**Selected excerpt:**

|Romanian Society of Surgery Magazine|
|How relevant are in vivo and in vitro studies for clinical sepsis? A mathematical model of LPS signaling based on endotoxin tolerance|
C. Vasilescu, M. Olteanu, P. Flondor (Chirurgia, 104 (2): 195-201)
Endotoxin, i.e. lipopolysaccharide (LPS), is a molecule found in almost all Gram negative bacteria in the outer cell wall. Endotoxin is a main trigger of Gram-negative septic shock and its biological effects are mediated by cytokines. The uncontrolled release of inflammatory cytokines may cause extensive organ damage and death.
Endotoxin tolerance was initially described as an in vivo phenomenon whereby a sublethal injection of LPS abrogated the response to a subsequent endotoxin exposure. In the late 1940s Beeson showed that repeated daily injections of LPS to rabbits resulted in a progressive reduction in the febrile response (1,2). As the main role of TNF-a in LPS - mediated response become appreciated in the 1980s, the reduced expression of this mediator in endotoxin tolerance was noted (1). These findings were similar to those observed after in vitro experiments with monocytes/macrophages. TNF-a is the best marker of endotoxin tolerance as assessed by its dramatically reduced releasing after a second LPS challenge in animals in contrast to its peak response to a first LPS stimulation (3).
In septic patients the proinflammatory reaction is often followed by an anti-inflammatory response resulting in an immunoparalytic state (4). A return to normal cytokine production was noted in patients that recovered from sepsis (5). Monocytes from immunoparalyitic patients show an impaired production of pro-inflammatory cytokines when stimulated with LPS in vitro (the so called ex vivo stimulation). LPS tolerance could be considered to be an experimental model for immunoparalysis.

**List of tasks:**
**1)** Answer these questions from the endotoxin article excerpt:
(a) Which animals did Beeson give repeated daily LPS injections to in the late 1940s?
(b) What cytokine is named the best marker of endotoxin tolerance?
(c) What could LPS tolerance be considered an experimental model for?
**2)** Reproduce the part of the endotoxin article excerpt that begins with the words containing "Endotoxin tolerance was initially" and ends with "LPS stimulation (3).".

**Bounding box prediction data:**
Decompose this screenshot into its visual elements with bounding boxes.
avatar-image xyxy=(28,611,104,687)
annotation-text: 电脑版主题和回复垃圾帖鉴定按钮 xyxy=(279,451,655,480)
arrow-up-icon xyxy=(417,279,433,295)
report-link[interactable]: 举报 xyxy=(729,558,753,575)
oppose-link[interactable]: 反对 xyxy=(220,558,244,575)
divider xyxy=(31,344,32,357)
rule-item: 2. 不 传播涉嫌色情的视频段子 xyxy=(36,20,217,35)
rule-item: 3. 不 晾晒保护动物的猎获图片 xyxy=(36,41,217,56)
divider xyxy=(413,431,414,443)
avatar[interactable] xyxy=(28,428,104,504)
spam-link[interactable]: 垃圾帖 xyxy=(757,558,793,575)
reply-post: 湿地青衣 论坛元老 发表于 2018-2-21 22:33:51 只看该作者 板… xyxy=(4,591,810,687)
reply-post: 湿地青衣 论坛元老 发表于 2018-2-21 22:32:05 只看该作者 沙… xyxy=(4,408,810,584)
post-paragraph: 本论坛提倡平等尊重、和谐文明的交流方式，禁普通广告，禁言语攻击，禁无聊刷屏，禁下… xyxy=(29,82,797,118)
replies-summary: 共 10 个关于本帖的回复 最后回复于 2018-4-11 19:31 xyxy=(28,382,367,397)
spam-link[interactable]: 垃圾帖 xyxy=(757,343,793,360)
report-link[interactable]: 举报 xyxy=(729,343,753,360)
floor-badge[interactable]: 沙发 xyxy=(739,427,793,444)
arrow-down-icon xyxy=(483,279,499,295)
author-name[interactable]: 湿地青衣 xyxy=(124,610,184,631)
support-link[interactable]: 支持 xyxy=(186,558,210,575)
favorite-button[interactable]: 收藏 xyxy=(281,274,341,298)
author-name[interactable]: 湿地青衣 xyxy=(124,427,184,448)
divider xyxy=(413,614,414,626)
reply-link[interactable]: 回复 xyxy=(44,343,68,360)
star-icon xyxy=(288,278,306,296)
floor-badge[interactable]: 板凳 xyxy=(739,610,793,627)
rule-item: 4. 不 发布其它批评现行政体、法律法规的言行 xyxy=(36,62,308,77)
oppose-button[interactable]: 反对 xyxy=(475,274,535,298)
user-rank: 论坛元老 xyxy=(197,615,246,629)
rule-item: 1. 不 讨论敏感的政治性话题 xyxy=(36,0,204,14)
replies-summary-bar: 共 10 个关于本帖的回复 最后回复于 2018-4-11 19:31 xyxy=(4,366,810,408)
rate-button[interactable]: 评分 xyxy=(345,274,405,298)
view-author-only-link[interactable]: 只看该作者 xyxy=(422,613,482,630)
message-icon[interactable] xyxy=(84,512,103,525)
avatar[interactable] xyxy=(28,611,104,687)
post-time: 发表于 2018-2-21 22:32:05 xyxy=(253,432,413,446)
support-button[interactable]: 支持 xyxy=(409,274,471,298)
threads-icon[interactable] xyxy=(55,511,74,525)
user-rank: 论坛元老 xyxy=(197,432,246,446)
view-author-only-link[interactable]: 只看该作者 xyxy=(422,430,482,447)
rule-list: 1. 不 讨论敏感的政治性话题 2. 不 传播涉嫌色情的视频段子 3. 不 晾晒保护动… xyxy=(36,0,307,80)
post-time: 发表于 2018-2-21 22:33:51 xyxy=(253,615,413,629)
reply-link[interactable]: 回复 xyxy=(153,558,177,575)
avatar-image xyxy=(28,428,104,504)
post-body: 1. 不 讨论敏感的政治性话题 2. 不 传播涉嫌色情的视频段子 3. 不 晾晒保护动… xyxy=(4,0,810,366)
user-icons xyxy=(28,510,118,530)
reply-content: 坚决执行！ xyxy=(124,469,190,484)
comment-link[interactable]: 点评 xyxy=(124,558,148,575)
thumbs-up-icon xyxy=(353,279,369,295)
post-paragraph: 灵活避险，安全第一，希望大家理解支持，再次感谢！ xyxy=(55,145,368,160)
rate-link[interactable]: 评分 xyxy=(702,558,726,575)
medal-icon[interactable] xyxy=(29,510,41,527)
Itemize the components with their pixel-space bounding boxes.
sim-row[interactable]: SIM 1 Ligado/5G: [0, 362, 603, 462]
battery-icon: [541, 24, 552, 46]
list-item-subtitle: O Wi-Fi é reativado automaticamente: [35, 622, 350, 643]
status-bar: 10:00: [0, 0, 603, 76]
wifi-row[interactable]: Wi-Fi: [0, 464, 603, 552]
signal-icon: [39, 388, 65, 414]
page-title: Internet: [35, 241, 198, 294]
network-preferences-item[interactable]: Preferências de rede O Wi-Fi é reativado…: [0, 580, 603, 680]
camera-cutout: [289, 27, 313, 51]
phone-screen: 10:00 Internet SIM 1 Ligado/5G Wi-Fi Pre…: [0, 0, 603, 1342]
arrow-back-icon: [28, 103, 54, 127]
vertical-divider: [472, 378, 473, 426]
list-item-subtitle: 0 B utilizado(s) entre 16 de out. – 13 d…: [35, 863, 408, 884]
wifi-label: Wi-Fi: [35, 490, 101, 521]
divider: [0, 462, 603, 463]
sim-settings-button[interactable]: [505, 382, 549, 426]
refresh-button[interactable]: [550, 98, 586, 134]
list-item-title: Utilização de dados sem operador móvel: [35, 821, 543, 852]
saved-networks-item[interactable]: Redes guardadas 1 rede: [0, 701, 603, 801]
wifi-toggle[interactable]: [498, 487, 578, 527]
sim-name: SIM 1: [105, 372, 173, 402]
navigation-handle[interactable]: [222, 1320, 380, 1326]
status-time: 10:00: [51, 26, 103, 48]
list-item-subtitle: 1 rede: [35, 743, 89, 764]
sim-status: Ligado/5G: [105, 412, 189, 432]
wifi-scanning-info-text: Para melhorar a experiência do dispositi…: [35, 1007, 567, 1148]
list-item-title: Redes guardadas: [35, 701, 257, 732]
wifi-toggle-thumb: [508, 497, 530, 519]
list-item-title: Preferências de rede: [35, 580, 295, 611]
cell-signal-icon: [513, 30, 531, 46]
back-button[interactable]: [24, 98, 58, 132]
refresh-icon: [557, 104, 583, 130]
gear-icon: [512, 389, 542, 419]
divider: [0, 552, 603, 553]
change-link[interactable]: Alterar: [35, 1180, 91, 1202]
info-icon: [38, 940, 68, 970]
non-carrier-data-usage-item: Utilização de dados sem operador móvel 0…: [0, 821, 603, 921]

**Task-by-task answers:**
**1)**
(a) Rabbits
(b) TNF-a
(c) Immunoparalysis

**2)**
Endotoxin tolerance was initially described as an in vivo phenomenon whereby a sublethal injection of LPS abrogated the response to a subsequent endotoxin exposure. In the late 1940s Beeson showed that repeated daily injections of LPS to rabbits resulted in a progressive reduction in the febrile response (1,2). As the main role of TNF-a in LPS - mediated response become appreciated in the 1980s, the reduced expression of this mediator in endotoxin tolerance was noted (1). These findings were similar to those observed after in vitro experiments with monocytes/macrophages. TNF-a is the best marker of endotoxin tolerance as assessed by its dramatically reduced releasing after a second LPS challenge in animals in contrast to its peak response to a first LPS stimulation (3).